*To do*: For the material that follows, list every line containing the word "JSON".

[Records from a data source]

----

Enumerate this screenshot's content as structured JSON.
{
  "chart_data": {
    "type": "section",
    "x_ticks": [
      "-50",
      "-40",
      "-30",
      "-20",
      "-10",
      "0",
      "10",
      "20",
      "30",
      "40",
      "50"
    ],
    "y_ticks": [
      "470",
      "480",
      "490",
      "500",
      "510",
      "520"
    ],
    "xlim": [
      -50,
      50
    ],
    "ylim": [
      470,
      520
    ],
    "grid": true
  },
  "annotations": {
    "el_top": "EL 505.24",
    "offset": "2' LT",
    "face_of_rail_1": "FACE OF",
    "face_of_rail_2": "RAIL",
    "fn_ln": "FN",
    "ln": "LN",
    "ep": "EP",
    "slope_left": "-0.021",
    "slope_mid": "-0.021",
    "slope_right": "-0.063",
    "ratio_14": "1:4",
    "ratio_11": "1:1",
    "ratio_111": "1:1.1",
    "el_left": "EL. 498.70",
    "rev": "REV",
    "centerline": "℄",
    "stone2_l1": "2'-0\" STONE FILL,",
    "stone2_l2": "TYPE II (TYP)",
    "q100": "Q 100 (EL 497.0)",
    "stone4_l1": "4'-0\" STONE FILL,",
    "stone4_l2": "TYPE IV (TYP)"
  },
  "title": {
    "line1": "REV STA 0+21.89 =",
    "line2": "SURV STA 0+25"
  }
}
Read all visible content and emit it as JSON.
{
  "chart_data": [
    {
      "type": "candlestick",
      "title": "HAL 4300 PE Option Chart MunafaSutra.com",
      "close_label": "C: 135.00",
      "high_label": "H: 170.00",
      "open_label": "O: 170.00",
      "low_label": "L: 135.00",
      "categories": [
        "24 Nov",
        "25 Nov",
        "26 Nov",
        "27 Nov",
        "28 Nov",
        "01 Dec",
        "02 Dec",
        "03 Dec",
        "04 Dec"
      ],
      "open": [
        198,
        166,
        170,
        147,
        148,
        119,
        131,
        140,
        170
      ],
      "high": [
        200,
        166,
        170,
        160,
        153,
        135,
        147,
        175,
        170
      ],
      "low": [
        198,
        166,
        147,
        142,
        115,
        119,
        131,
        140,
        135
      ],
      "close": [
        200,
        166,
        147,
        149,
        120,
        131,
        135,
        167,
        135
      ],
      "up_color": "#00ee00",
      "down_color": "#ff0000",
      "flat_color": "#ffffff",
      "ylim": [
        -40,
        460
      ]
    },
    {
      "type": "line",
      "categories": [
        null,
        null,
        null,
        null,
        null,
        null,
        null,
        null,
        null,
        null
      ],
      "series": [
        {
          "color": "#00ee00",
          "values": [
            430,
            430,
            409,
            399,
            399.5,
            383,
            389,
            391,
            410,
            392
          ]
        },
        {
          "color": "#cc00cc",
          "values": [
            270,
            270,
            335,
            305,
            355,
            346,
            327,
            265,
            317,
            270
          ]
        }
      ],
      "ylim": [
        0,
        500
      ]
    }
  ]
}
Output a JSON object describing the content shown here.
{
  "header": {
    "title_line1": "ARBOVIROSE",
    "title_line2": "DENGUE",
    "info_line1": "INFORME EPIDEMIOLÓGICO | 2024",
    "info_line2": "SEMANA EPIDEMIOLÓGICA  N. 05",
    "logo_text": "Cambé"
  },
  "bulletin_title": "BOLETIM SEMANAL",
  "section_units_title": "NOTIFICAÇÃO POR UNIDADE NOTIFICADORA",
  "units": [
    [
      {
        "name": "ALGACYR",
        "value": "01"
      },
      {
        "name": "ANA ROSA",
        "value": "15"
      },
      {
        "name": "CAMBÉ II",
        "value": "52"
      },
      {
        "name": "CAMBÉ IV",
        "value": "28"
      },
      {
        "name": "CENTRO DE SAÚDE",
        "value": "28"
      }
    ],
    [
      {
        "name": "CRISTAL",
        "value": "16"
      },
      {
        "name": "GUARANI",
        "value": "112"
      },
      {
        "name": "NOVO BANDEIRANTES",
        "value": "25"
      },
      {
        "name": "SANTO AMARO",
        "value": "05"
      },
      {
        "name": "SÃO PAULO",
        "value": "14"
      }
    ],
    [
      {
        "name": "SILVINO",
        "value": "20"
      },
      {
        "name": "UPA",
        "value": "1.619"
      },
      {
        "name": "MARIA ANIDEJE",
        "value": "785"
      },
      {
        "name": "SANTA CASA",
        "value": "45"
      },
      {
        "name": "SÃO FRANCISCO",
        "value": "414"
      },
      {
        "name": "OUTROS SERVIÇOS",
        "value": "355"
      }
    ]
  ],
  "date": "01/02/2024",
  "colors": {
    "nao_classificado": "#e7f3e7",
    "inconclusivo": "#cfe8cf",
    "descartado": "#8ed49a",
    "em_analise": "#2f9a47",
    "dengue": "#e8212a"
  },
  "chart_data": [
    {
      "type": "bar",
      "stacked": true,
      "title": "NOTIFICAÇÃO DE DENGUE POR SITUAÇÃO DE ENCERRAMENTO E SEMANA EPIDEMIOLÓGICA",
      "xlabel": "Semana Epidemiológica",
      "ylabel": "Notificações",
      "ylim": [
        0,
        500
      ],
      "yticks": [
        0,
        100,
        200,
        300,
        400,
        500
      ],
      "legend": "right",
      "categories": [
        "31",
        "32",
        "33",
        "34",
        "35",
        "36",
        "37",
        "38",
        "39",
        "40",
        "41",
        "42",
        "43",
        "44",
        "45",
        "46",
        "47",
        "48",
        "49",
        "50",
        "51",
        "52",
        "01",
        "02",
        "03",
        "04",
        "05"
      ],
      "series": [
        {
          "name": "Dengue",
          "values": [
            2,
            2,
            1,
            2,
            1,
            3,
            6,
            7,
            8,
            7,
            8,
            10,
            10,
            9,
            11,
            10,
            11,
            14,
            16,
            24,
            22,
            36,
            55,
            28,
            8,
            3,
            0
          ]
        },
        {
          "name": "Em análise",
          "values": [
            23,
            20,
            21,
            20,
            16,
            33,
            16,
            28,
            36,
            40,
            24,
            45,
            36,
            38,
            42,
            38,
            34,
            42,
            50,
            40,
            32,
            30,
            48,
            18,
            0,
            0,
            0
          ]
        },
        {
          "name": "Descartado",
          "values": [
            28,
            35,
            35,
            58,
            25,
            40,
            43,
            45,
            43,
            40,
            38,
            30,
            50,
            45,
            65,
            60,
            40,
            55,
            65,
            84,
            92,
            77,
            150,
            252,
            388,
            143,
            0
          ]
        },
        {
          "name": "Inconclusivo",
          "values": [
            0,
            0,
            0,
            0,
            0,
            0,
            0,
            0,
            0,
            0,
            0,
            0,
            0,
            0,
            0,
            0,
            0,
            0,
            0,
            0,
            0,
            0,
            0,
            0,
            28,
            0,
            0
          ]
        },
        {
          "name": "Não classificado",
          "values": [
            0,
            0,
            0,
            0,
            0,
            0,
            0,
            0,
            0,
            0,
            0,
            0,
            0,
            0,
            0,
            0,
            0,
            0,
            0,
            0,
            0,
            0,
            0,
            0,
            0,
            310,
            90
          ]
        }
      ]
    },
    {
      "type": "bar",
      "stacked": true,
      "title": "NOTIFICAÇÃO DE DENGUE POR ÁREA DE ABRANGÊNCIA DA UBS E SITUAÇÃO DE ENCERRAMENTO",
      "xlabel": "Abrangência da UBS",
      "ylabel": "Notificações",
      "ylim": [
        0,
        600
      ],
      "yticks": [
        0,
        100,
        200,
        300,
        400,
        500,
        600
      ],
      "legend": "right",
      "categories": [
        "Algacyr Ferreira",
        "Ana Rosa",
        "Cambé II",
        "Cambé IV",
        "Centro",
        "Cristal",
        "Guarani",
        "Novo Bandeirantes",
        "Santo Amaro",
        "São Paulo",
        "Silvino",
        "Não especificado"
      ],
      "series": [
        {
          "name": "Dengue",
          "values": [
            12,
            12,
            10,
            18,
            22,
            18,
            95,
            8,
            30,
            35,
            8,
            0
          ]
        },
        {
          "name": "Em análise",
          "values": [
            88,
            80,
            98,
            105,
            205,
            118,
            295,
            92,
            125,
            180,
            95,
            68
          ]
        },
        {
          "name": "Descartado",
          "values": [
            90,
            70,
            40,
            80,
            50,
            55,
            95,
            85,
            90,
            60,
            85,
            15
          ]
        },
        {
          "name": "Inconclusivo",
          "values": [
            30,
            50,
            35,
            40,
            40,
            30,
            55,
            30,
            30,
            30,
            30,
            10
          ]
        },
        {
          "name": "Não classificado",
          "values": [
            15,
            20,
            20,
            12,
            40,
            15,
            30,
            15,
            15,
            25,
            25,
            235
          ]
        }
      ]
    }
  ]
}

----

*Full solution*:
Enumerate this screenshot's content as structured JSON.
Read all visible content and emit it as JSON.
Output a JSON object describing the content shown here.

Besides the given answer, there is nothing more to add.